# Exercise directions
Identify each line holding the string "america" and copy it.
┌─ Entries shown
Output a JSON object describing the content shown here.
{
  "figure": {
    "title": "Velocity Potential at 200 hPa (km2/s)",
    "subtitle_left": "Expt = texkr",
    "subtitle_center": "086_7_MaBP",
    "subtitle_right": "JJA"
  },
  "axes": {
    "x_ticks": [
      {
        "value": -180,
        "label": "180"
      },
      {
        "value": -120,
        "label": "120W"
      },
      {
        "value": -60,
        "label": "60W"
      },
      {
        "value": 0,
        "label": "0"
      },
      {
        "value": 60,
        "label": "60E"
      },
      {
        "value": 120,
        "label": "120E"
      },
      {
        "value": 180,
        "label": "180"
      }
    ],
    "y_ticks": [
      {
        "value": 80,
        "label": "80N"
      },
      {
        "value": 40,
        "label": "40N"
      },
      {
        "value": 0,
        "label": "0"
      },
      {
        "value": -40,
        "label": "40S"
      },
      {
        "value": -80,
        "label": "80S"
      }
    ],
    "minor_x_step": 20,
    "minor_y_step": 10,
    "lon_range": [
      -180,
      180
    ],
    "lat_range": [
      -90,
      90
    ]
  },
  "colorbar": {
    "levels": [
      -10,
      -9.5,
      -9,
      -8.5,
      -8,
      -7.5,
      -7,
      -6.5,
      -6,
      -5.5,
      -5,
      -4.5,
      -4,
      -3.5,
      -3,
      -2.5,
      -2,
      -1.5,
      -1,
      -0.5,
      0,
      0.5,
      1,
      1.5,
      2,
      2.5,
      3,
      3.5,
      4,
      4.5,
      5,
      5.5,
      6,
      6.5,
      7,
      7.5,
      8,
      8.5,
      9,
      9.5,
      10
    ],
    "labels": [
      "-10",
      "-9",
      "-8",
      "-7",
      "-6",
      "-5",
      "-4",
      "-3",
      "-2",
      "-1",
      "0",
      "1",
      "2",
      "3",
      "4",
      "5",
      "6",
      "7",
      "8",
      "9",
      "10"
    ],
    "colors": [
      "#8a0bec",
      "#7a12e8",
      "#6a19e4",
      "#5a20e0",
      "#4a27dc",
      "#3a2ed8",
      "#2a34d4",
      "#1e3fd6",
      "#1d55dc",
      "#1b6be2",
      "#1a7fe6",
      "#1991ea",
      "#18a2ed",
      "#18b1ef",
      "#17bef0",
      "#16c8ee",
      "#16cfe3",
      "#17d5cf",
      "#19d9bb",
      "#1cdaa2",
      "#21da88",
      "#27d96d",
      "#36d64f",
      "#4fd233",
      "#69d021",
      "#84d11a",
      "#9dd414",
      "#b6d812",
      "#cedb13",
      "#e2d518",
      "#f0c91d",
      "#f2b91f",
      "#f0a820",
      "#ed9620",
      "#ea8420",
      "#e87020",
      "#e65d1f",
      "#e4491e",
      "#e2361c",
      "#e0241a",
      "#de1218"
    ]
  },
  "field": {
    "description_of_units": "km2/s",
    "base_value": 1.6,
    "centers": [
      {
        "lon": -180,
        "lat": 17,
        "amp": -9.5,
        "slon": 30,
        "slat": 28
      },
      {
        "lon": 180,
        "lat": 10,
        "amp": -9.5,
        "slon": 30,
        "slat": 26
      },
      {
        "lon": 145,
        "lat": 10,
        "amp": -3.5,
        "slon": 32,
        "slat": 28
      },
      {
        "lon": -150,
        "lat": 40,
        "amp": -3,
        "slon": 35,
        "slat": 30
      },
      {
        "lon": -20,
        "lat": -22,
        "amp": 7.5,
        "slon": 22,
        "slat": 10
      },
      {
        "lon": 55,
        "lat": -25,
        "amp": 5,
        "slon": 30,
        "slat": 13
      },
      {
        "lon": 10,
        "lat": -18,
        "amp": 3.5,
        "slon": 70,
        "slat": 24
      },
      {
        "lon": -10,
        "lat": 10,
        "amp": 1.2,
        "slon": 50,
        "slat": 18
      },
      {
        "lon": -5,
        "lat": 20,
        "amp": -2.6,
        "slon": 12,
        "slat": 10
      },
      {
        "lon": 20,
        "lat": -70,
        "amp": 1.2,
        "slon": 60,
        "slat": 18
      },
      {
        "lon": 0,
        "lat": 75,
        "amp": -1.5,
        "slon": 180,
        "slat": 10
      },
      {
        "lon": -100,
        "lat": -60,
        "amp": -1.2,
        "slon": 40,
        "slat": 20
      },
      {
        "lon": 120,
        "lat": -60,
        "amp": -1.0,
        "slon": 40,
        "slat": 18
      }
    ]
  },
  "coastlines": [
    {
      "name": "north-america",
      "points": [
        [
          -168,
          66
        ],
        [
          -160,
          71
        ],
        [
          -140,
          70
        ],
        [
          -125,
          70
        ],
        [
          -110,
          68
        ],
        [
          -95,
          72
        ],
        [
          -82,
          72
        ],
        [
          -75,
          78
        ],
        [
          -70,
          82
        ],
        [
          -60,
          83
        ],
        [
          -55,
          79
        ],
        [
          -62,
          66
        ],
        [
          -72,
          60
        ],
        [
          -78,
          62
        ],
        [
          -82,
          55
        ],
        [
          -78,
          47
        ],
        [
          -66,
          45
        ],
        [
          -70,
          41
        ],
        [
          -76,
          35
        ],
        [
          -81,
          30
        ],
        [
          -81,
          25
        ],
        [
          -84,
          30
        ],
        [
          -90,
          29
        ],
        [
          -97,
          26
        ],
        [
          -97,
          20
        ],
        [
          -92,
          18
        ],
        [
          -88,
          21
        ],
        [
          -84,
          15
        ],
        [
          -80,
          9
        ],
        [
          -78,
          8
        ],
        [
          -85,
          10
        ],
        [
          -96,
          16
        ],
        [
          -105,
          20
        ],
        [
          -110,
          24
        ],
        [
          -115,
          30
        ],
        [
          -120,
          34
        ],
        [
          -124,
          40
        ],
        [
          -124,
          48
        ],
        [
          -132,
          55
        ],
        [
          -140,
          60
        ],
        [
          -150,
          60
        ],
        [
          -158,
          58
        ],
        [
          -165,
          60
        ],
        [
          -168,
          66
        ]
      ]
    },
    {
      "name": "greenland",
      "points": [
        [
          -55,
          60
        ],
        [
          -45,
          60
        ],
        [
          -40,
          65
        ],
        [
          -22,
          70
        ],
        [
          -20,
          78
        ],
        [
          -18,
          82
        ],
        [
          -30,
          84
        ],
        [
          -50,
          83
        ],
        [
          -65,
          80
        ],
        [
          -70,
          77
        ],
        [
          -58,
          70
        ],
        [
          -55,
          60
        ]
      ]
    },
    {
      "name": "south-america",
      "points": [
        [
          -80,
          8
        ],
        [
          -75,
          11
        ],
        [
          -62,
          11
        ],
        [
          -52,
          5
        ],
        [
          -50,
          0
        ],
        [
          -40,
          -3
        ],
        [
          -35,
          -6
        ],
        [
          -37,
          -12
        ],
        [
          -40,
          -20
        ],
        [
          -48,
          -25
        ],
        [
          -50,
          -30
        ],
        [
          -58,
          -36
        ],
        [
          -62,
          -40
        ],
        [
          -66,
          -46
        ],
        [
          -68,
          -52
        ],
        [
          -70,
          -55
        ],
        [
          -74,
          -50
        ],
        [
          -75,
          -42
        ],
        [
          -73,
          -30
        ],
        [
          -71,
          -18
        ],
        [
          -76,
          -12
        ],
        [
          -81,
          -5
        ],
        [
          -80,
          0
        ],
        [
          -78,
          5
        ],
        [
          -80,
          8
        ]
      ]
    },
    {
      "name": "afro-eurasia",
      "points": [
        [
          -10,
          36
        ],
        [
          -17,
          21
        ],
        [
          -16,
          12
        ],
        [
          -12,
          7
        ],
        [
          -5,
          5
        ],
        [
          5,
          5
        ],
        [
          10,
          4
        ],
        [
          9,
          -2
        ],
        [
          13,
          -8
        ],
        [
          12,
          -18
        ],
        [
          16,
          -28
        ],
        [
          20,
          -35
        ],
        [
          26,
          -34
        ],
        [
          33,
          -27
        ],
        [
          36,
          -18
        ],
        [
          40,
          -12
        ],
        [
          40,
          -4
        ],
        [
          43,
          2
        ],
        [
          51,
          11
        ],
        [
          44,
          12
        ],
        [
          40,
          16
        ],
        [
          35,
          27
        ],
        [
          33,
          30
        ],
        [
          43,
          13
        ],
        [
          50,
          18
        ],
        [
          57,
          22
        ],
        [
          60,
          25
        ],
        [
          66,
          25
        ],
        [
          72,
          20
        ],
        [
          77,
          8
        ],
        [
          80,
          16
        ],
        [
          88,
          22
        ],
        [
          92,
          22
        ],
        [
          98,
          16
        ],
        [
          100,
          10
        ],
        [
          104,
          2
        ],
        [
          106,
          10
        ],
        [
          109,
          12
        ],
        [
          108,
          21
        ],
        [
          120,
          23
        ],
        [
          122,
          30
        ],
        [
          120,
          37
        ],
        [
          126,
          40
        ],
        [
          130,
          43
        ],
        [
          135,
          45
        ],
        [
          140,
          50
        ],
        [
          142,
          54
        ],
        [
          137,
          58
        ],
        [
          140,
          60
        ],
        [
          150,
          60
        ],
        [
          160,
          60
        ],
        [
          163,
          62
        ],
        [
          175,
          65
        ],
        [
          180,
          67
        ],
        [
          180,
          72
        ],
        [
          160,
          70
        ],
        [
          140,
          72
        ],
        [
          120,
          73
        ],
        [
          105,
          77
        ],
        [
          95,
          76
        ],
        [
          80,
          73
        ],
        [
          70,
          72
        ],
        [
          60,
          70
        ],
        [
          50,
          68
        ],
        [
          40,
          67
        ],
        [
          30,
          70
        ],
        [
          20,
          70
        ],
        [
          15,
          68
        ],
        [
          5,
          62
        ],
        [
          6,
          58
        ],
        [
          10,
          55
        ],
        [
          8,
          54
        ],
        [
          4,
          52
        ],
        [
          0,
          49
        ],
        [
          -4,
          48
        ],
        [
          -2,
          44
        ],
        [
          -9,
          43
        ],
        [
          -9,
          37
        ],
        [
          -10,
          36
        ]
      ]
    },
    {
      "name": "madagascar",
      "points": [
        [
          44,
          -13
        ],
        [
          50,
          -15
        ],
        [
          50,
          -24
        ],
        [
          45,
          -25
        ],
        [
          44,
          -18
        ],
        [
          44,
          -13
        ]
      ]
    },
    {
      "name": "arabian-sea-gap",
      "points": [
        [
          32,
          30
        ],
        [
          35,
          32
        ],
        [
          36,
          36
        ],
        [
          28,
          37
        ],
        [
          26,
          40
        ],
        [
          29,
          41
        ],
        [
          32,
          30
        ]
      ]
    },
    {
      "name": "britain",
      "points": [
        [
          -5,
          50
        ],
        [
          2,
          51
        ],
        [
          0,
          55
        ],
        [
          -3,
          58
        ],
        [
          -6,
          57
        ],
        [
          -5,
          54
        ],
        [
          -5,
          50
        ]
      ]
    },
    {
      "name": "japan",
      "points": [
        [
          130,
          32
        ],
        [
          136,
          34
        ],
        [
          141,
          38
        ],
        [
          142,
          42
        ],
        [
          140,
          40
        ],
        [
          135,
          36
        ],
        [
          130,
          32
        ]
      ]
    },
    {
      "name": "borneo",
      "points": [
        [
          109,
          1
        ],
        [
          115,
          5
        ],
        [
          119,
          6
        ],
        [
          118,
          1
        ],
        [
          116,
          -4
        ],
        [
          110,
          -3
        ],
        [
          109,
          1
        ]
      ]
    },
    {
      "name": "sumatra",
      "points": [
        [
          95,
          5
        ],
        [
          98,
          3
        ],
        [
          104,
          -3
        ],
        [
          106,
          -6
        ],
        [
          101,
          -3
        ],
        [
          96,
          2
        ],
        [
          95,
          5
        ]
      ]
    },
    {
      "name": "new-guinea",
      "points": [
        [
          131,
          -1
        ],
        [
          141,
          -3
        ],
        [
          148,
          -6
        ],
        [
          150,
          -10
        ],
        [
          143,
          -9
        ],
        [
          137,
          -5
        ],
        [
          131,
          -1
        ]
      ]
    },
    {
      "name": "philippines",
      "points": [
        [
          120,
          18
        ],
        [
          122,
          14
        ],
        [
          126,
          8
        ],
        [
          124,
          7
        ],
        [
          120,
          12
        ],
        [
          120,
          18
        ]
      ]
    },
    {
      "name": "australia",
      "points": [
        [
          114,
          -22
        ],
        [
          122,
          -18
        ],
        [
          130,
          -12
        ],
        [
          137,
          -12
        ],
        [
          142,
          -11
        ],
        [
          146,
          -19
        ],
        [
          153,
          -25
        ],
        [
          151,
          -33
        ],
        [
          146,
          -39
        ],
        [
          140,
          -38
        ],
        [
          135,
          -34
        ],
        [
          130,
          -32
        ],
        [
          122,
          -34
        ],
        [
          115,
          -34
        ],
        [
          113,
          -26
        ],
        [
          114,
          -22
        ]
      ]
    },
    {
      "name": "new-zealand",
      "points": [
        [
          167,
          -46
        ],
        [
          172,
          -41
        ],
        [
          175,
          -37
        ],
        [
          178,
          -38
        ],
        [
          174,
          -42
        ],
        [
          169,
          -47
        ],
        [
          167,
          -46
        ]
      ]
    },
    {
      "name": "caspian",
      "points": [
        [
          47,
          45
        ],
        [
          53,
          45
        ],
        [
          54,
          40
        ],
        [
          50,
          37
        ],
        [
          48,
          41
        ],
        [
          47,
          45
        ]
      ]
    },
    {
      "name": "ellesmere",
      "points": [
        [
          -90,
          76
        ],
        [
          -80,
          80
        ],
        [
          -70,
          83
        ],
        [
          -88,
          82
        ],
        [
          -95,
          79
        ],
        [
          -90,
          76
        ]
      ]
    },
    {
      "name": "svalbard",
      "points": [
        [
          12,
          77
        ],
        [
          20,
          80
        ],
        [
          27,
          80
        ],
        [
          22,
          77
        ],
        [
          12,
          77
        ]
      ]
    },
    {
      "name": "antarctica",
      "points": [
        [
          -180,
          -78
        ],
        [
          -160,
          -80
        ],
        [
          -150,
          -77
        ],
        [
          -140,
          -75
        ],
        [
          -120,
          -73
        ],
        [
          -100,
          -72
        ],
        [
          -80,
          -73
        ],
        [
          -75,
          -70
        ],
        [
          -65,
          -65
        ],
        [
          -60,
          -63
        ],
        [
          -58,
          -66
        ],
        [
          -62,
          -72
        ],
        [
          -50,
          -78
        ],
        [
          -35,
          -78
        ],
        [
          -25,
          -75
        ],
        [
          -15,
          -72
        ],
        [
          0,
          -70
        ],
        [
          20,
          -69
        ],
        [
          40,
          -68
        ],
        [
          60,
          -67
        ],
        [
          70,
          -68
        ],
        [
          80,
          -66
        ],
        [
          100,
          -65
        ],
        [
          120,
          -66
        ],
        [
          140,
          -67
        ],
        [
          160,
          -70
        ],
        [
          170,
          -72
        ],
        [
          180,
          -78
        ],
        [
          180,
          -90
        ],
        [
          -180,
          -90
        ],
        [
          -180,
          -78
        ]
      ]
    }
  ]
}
└─
# The answer
      "name": "north-america",
      "name": "south-america",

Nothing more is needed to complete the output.